__EXERCISE AIM__:
Reproduce the listing below in full and without alteration, apart from its pictures.

--- Begin EXTRACTED DATA ---

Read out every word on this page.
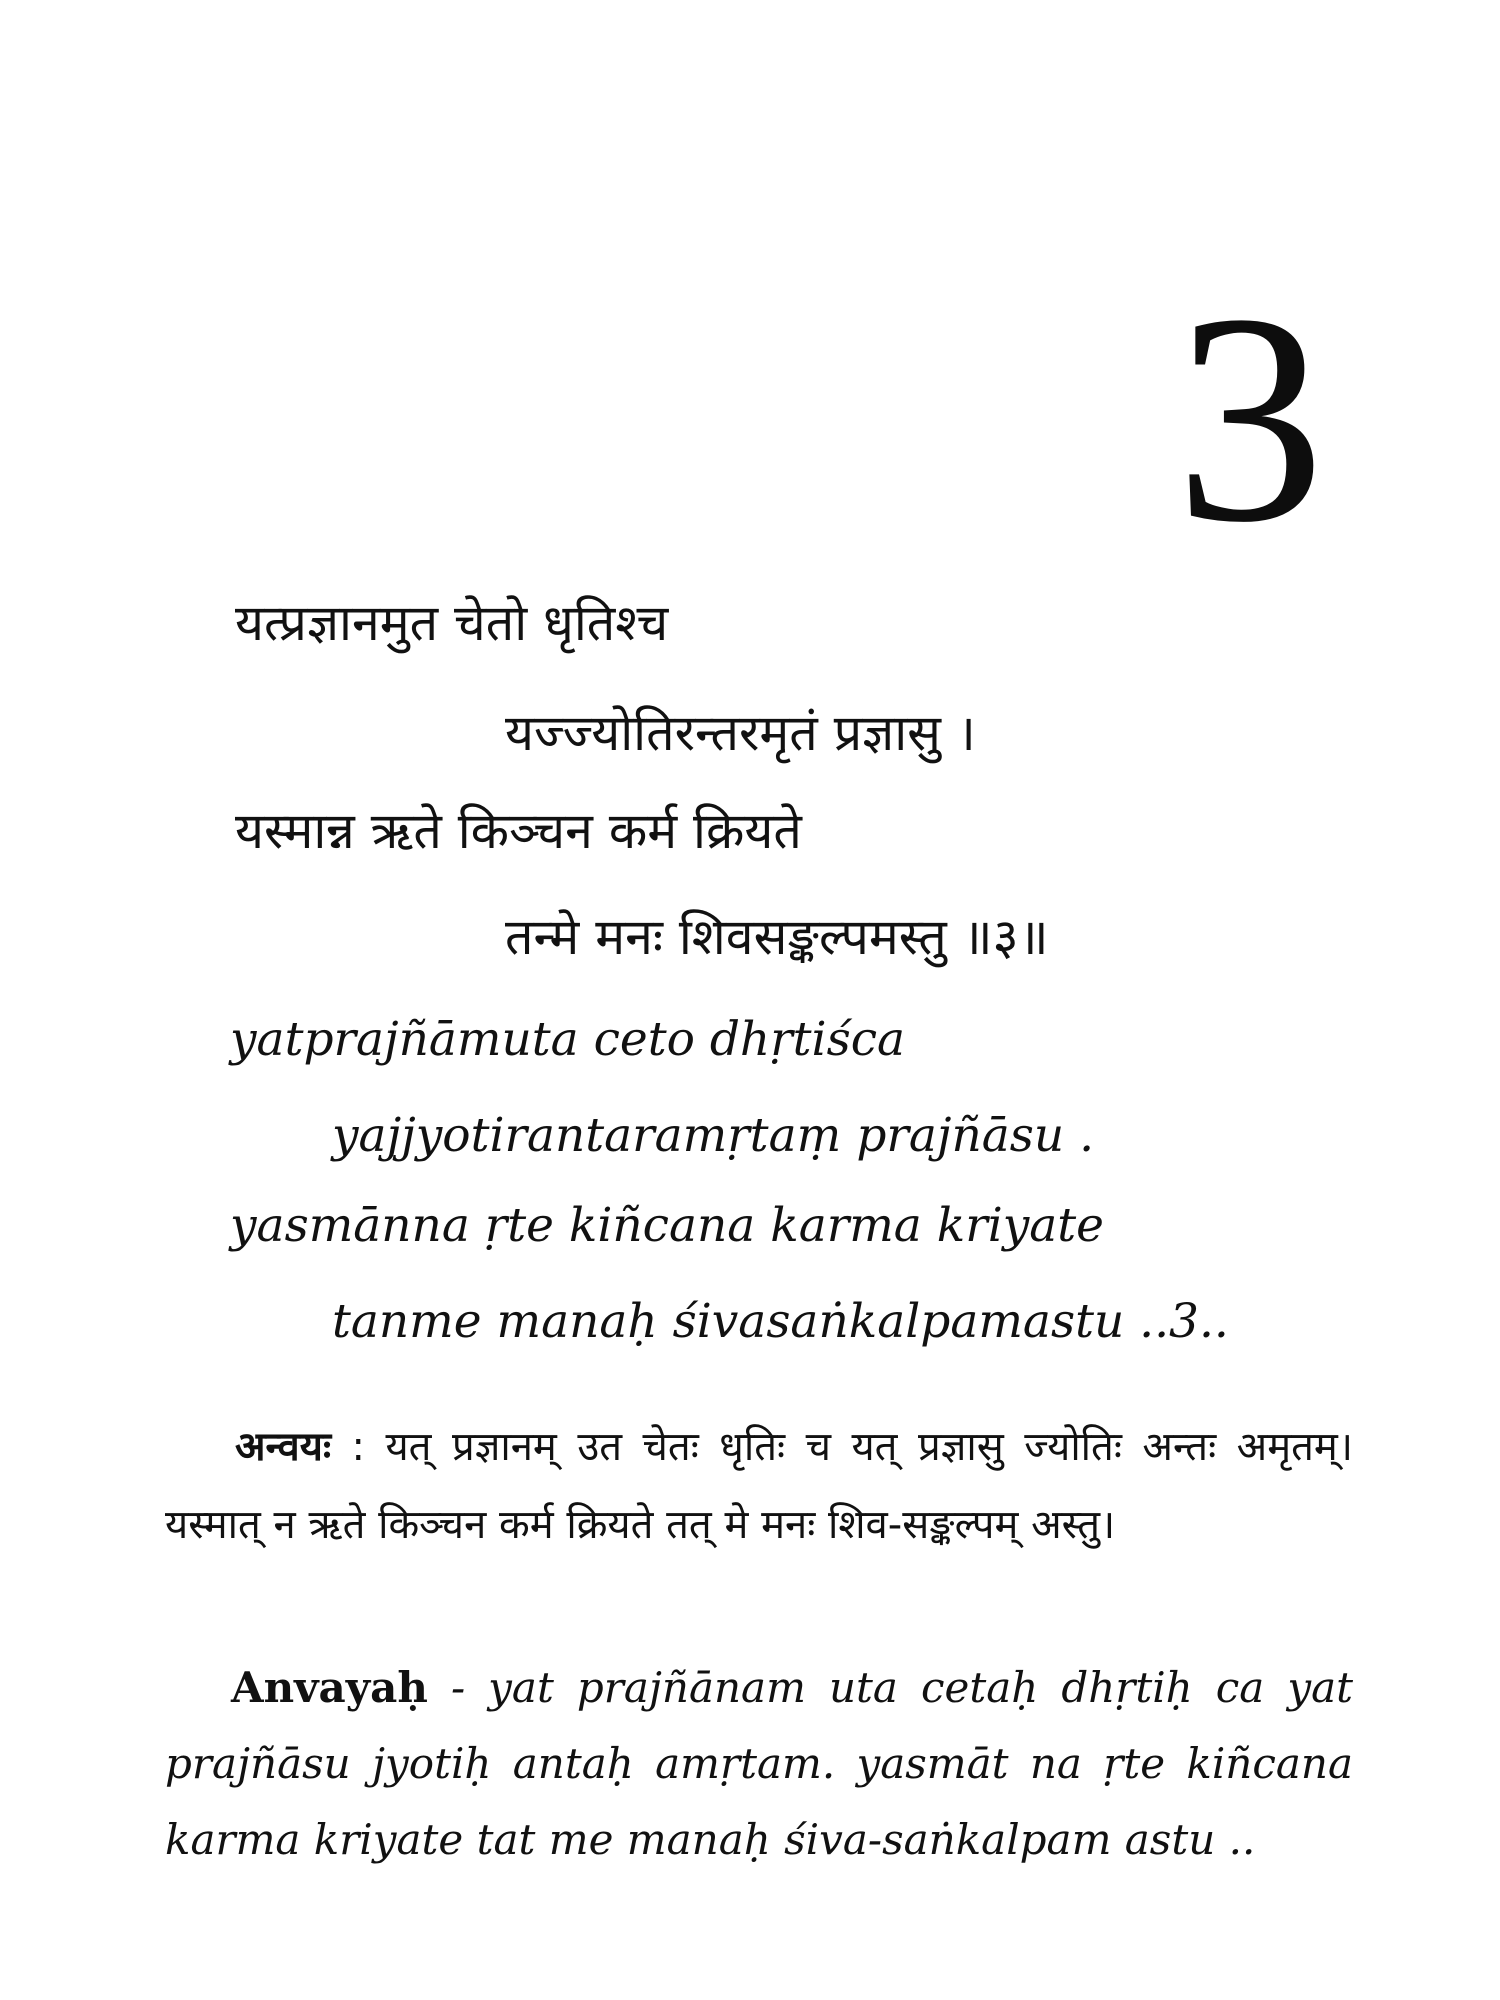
3
यत्प्रज्ञानमुत चेतो धृतिश्च
यज्ज्योतिरन्तरमृतं प्रज्ञासु ।
यस्मान्न ऋते किञ्चन कर्म क्रियते
तन्मे मनः शिवसङ्कल्पमस्तु ॥३॥
yatprajñāmuta ceto dhṛtiśca
yajjyotirantaramṛtaṃ prajñāsu .
yasmānna ṛte kiñcana karma kriyate
tanme manaḥ śivasaṅkalpamastu ..3..
अन्वयः : यत् प्रज्ञानम् उत चेतः धृतिः च यत् प्रज्ञासु ज्योतिः अन्तः अमृतम्। यस्मात् न ऋते किञ्चन कर्म क्रियते तत् मे मनः शिव-सङ्कल्पम् अस्तु।
Anvayaḥ - yat prajñānam uta cetaḥ dhṛtiḥ ca yat prajñāsu jyotiḥ antaḥ amṛtam. yasmāt na ṛte kiñcana karma kriyate tat me manaḥ śiva-saṅkalpam astu ..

--- End EXTRACTED DATA ---

__ANSWER TO THIS EXERCISE__:
Read out every word on this page.
3
यत्प्रज्ञानमुत चेतो धृतिश्च
यज्ज्योतिरन्तरमृतं प्रज्ञासु ।
यस्मान्न ऋते किञ्चन कर्म क्रियते
तन्मे मनः शिवसङ्कल्पमस्तु ॥३॥
yatprajñāmuta ceto dhṛtiśca
yajjyotirantaramṛtaṃ prajñāsu .
yasmānna ṛte kiñcana karma kriyate
tanme manaḥ śivasaṅkalpamastu ..3..
अन्वयः : यत् प्रज्ञानम् उत चेतः धृतिः च यत् प्रज्ञासु ज्योतिः अन्तः अमृतम्। यस्मात् न ऋते किञ्चन कर्म क्रियते तत् मे मनः शिव-सङ्कल्पम् अस्तु।
Anvayaḥ - yat prajñānam uta cetaḥ dhṛtiḥ ca yat prajñāsu jyotiḥ antaḥ amṛtam. yasmāt na ṛte kiñcana karma kriyate tat me manaḥ śiva-saṅkalpam astu ..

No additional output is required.